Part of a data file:
•••••
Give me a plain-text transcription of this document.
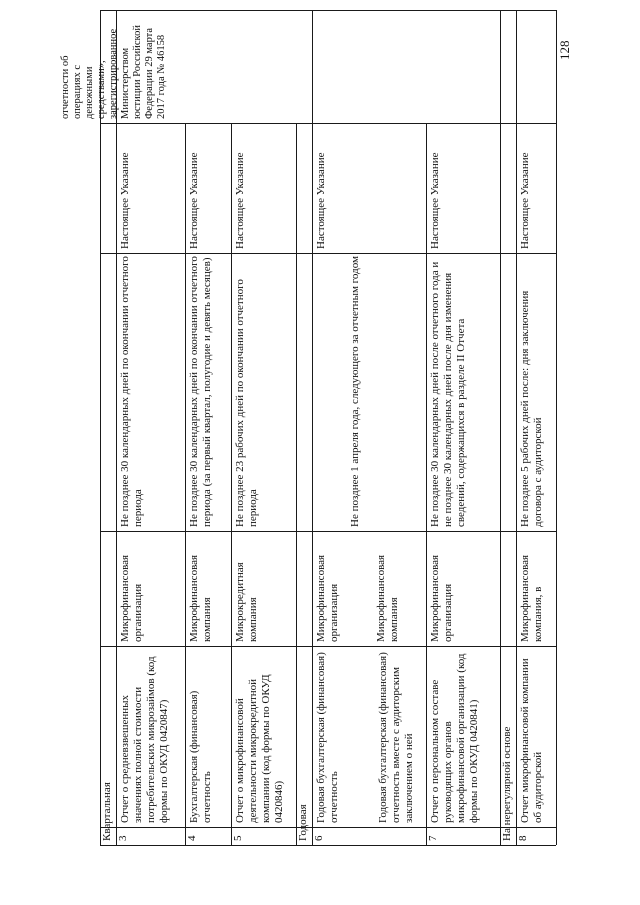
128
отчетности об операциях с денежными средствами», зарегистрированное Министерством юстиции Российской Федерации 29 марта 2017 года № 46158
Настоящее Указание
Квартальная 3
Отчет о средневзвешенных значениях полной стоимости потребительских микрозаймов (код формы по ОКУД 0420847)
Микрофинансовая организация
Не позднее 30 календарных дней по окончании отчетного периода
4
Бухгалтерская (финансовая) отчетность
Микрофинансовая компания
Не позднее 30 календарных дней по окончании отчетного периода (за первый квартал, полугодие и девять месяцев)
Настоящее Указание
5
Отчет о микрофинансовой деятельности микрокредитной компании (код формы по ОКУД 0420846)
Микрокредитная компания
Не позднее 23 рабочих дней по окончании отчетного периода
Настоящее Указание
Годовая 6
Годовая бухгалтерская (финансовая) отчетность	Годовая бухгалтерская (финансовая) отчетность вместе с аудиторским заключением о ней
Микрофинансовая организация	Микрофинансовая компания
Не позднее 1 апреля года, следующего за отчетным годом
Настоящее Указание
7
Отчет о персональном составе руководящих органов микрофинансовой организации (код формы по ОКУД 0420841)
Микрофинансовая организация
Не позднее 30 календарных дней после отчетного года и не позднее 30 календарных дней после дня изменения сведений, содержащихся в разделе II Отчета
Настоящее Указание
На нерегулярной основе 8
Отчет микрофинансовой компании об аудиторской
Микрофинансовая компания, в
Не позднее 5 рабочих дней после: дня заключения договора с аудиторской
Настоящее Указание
•••••
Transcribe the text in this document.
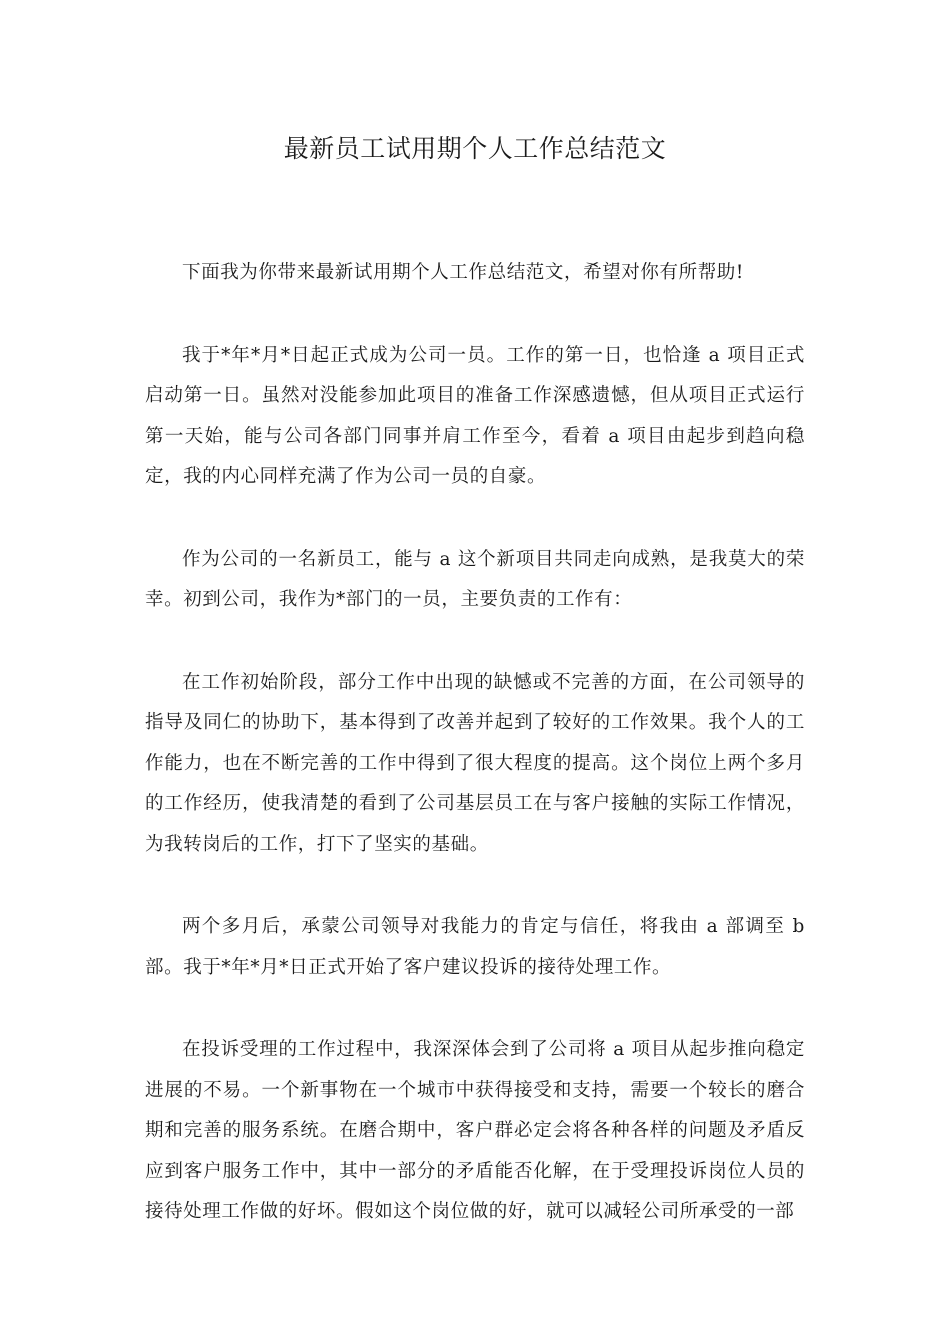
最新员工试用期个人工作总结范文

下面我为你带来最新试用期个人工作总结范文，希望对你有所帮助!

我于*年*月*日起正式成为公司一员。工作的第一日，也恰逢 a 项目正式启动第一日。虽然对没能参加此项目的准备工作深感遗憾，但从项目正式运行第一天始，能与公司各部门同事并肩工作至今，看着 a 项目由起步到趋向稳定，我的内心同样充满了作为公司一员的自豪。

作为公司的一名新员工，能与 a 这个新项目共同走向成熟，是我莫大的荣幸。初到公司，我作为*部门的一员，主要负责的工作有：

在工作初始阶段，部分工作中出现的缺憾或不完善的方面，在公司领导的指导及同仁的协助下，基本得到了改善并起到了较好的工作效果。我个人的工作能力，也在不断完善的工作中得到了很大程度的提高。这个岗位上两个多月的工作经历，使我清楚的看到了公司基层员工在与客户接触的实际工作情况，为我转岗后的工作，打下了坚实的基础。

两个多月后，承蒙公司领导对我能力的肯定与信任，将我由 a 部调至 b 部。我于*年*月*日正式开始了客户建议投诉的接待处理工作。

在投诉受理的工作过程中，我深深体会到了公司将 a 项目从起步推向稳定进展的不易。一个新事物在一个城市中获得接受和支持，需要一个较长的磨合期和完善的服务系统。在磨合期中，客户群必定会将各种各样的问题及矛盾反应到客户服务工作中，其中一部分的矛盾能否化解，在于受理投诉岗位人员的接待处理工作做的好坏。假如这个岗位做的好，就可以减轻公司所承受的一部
•••••
- [WHAT THE TASK ASKS]: Count every line in the listing above that holds "ОКУД", then report only the count.

- [COMPLETED EXERCISE]: 3